- Work to complete
Locate the word "runner" in the entries below, then gather every line that holds it.

◇ ◇ ◇

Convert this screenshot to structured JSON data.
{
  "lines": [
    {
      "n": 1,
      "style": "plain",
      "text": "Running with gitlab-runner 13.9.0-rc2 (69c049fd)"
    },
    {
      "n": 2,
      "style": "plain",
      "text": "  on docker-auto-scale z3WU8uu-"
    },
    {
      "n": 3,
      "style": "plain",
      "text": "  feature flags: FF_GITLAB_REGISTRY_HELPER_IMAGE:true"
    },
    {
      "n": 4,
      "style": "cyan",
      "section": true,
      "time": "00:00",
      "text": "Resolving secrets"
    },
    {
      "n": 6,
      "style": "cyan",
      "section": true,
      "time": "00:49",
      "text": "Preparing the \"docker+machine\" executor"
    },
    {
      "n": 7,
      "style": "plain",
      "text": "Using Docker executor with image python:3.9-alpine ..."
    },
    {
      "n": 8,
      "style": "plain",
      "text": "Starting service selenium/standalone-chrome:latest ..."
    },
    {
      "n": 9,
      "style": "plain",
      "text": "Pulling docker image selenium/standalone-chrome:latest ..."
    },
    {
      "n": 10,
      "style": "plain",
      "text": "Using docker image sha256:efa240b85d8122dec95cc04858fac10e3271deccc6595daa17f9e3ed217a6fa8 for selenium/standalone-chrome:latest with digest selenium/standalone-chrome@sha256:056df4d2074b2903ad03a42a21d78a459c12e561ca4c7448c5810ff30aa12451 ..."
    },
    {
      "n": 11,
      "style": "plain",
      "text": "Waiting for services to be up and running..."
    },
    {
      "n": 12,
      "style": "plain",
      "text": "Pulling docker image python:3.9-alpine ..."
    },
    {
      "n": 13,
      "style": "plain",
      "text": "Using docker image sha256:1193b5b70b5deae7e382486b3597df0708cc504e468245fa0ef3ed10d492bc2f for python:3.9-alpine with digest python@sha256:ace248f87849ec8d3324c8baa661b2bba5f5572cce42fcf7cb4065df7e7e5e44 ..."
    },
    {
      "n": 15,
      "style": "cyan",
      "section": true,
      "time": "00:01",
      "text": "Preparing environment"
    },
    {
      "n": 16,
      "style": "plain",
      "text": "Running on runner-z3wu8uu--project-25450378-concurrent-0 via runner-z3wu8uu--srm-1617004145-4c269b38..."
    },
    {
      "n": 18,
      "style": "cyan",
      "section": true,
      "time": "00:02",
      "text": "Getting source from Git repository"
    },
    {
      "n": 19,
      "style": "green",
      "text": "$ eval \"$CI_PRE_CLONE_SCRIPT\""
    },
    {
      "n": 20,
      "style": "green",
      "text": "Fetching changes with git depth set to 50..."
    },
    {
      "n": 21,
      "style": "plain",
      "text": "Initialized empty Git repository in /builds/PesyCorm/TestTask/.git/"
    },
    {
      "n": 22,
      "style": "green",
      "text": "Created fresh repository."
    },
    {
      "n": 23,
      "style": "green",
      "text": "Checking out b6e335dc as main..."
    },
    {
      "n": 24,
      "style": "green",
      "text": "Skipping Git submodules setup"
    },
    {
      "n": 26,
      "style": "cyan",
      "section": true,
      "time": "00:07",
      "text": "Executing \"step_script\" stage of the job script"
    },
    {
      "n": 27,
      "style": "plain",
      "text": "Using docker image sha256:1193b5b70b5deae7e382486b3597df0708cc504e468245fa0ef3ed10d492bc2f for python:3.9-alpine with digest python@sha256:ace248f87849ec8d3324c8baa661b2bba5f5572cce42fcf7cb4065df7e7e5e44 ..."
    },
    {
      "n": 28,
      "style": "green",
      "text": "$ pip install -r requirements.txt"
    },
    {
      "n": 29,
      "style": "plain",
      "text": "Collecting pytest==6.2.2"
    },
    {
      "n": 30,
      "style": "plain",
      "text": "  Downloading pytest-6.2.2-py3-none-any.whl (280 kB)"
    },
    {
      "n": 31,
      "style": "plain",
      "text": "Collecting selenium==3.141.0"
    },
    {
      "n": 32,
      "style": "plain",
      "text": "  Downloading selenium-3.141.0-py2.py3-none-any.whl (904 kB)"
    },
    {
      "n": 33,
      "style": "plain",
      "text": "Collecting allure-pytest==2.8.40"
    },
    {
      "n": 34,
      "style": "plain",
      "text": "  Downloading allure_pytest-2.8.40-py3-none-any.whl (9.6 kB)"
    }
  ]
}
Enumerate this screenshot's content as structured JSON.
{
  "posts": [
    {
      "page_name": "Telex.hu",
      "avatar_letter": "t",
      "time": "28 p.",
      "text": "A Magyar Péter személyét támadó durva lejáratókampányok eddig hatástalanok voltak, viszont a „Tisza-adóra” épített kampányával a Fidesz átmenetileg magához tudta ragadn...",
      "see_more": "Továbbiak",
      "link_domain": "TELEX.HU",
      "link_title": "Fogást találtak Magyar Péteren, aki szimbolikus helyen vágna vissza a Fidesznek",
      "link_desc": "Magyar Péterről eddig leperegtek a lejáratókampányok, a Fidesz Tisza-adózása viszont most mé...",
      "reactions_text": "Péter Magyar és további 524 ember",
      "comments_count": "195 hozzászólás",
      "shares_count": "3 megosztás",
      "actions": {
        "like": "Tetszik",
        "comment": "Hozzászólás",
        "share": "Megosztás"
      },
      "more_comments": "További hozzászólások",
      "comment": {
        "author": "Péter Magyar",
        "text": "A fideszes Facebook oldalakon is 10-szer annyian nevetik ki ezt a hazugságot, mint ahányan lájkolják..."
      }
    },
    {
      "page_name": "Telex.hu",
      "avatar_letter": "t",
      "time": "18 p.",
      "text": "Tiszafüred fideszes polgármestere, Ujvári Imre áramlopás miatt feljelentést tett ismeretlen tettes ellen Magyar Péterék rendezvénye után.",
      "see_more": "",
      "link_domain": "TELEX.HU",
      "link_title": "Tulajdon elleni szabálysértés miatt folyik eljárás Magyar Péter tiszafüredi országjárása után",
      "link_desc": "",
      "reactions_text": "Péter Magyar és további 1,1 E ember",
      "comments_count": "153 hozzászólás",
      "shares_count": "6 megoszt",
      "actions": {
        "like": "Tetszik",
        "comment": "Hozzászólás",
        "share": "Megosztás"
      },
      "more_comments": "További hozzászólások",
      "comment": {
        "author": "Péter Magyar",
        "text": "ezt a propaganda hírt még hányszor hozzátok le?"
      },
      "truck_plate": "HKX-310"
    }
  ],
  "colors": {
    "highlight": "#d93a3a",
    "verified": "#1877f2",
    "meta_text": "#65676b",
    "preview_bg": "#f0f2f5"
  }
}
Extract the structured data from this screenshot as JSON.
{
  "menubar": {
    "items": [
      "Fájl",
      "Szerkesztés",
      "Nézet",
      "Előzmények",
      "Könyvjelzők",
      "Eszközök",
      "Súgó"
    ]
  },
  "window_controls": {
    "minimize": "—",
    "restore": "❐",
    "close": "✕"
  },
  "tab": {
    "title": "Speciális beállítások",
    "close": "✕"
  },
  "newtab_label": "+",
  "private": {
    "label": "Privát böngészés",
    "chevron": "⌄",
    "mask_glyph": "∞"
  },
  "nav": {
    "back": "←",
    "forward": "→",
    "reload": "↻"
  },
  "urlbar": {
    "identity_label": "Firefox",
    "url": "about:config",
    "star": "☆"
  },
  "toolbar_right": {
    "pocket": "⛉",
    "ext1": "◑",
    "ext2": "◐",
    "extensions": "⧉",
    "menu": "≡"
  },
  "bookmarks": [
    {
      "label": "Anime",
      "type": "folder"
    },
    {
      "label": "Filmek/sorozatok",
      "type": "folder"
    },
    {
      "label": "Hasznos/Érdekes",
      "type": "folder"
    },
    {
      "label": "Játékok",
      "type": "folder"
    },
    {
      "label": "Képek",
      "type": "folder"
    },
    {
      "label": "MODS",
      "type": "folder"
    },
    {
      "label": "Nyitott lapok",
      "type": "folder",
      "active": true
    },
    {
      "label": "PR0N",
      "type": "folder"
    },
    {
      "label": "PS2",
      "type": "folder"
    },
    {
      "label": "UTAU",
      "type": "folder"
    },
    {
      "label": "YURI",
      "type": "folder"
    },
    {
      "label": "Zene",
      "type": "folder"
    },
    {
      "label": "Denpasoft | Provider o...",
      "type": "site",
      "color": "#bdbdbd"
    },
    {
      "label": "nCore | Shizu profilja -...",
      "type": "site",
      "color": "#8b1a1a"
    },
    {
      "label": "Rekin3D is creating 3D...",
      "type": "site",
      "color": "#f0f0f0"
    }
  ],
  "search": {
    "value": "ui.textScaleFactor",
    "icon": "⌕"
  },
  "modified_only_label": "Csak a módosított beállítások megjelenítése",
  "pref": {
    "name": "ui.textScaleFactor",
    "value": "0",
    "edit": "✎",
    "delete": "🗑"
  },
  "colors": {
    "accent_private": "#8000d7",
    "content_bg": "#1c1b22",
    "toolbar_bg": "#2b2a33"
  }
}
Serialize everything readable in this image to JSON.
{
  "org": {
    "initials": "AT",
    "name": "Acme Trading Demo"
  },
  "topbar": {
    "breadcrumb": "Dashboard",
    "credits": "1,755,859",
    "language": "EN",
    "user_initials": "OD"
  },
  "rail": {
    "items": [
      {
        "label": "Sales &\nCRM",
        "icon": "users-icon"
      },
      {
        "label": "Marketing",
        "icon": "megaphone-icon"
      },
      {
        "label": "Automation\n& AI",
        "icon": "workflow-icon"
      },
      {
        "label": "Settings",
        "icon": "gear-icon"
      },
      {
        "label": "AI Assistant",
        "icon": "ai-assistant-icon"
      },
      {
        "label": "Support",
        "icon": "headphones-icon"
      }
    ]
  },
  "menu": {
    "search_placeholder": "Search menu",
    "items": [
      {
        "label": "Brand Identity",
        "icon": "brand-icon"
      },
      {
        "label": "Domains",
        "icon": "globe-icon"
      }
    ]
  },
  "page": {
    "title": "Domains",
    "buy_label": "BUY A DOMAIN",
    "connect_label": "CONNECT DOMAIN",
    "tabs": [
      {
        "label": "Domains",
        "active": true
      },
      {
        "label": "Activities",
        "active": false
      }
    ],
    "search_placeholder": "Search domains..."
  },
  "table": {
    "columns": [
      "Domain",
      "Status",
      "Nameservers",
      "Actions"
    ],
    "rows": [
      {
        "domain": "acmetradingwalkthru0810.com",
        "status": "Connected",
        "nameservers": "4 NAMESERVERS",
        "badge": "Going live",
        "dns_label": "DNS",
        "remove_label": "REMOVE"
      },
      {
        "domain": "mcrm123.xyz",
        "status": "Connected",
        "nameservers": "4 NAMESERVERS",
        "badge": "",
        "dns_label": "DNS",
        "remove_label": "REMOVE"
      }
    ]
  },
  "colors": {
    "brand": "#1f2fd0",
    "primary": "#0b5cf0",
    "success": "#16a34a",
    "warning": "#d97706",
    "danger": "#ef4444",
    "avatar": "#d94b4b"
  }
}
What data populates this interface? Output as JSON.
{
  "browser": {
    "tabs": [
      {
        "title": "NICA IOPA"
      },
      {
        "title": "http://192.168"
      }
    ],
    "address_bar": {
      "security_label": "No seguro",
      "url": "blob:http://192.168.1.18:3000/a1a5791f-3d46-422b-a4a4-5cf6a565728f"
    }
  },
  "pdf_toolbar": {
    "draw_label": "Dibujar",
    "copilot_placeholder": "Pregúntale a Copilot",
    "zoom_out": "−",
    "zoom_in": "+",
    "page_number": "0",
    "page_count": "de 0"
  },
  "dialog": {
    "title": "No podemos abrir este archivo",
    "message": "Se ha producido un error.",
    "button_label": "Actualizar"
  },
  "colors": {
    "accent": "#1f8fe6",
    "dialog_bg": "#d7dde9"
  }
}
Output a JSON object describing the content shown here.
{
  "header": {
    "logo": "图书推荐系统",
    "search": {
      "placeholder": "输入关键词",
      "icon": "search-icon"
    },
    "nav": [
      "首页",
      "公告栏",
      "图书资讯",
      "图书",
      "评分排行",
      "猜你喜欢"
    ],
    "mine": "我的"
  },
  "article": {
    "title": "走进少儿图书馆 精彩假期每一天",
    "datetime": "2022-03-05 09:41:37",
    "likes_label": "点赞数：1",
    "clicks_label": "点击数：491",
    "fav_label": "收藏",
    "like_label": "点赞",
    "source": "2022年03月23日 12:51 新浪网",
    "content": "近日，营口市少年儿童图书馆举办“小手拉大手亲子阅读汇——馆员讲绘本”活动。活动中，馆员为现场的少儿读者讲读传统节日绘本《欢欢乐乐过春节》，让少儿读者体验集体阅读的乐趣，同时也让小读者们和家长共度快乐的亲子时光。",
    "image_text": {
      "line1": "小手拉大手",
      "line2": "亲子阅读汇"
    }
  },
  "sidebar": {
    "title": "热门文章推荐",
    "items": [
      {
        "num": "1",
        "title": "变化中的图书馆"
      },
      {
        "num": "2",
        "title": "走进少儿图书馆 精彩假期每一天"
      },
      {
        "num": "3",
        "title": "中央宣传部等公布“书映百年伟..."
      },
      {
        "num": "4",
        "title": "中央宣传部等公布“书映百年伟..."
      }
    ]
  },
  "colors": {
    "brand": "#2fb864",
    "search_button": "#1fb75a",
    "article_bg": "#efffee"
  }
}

◇ ◇ ◇

- Output
      "text": "Running with gitlab-runner 13.9.0-rc2 (69c049fd)"
      "text": "Running on runner-z3wu8uu--project-25450378-concurrent-0 via runner-z3wu8uu--srm-1617004145-4c269b38..."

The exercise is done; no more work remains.